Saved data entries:
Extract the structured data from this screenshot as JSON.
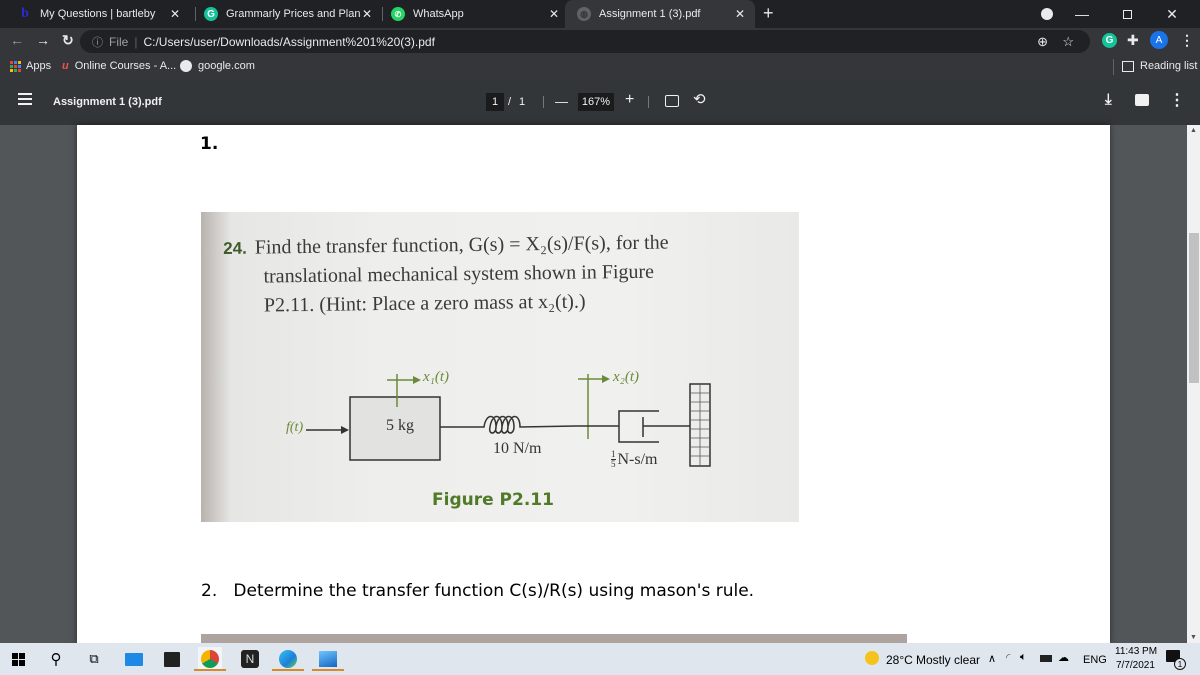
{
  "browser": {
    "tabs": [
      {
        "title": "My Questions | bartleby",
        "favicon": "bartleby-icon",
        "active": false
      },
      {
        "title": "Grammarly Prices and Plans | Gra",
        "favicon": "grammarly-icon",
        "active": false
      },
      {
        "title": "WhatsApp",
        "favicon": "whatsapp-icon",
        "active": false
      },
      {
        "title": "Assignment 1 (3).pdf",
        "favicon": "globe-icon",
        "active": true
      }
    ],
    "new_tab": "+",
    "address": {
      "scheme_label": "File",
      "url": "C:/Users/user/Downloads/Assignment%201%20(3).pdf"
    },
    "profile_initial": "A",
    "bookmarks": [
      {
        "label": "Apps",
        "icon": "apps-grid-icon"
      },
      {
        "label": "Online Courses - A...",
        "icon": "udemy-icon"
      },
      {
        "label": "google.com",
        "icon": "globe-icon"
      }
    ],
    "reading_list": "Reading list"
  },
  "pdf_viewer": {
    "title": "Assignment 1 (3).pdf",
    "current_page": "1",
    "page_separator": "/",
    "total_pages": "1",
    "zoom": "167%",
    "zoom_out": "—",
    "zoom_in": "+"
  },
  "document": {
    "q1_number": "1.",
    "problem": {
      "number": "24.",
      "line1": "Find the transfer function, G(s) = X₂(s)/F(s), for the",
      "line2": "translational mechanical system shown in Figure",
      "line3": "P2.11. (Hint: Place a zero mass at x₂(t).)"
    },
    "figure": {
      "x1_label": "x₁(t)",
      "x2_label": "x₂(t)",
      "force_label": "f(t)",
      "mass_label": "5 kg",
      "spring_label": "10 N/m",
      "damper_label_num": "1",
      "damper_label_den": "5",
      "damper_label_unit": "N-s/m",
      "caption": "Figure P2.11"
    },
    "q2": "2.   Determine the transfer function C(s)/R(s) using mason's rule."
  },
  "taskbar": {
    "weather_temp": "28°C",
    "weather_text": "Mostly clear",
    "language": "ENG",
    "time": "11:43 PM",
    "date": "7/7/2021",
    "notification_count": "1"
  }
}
==
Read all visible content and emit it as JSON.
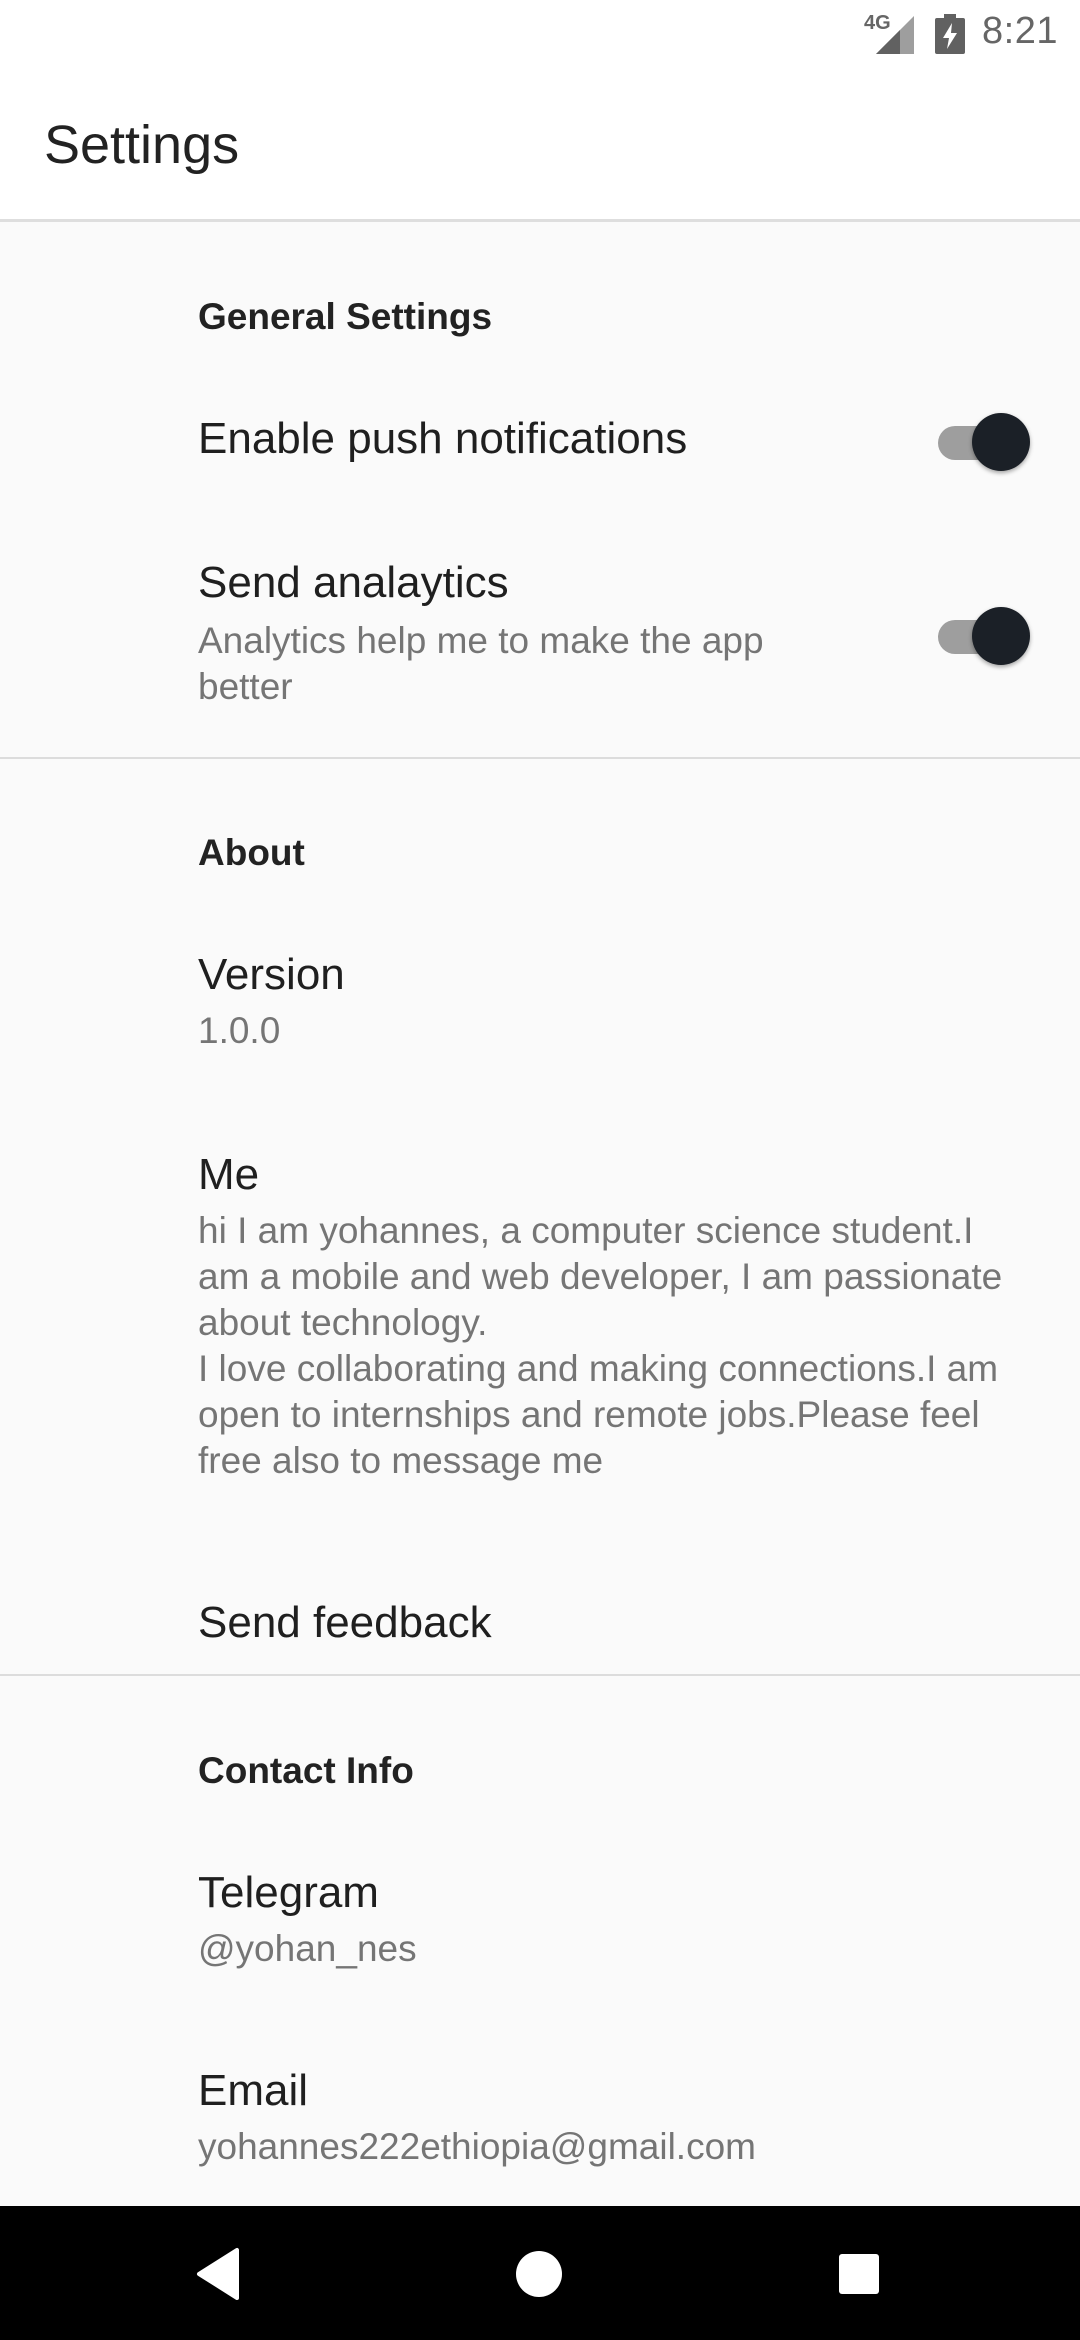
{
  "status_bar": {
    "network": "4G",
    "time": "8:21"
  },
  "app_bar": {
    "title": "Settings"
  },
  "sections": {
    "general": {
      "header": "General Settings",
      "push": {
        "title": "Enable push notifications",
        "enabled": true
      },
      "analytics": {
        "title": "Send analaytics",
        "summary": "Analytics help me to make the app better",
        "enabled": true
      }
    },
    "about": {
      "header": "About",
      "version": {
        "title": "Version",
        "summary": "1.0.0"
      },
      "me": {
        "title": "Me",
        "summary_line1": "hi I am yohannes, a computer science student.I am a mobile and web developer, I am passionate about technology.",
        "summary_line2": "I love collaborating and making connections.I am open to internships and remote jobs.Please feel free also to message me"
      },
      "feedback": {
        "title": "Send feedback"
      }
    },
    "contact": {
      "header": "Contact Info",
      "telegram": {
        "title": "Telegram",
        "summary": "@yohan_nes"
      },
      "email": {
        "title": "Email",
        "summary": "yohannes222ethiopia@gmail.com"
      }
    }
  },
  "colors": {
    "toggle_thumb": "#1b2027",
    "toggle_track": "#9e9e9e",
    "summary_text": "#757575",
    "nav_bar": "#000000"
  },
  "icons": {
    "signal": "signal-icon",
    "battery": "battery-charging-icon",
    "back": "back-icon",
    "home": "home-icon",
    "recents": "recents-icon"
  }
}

§ TO DO: Looking at the records above, work out how many lines include the word "push", then give that number by itself.

§ WRITTEN REPLY: 2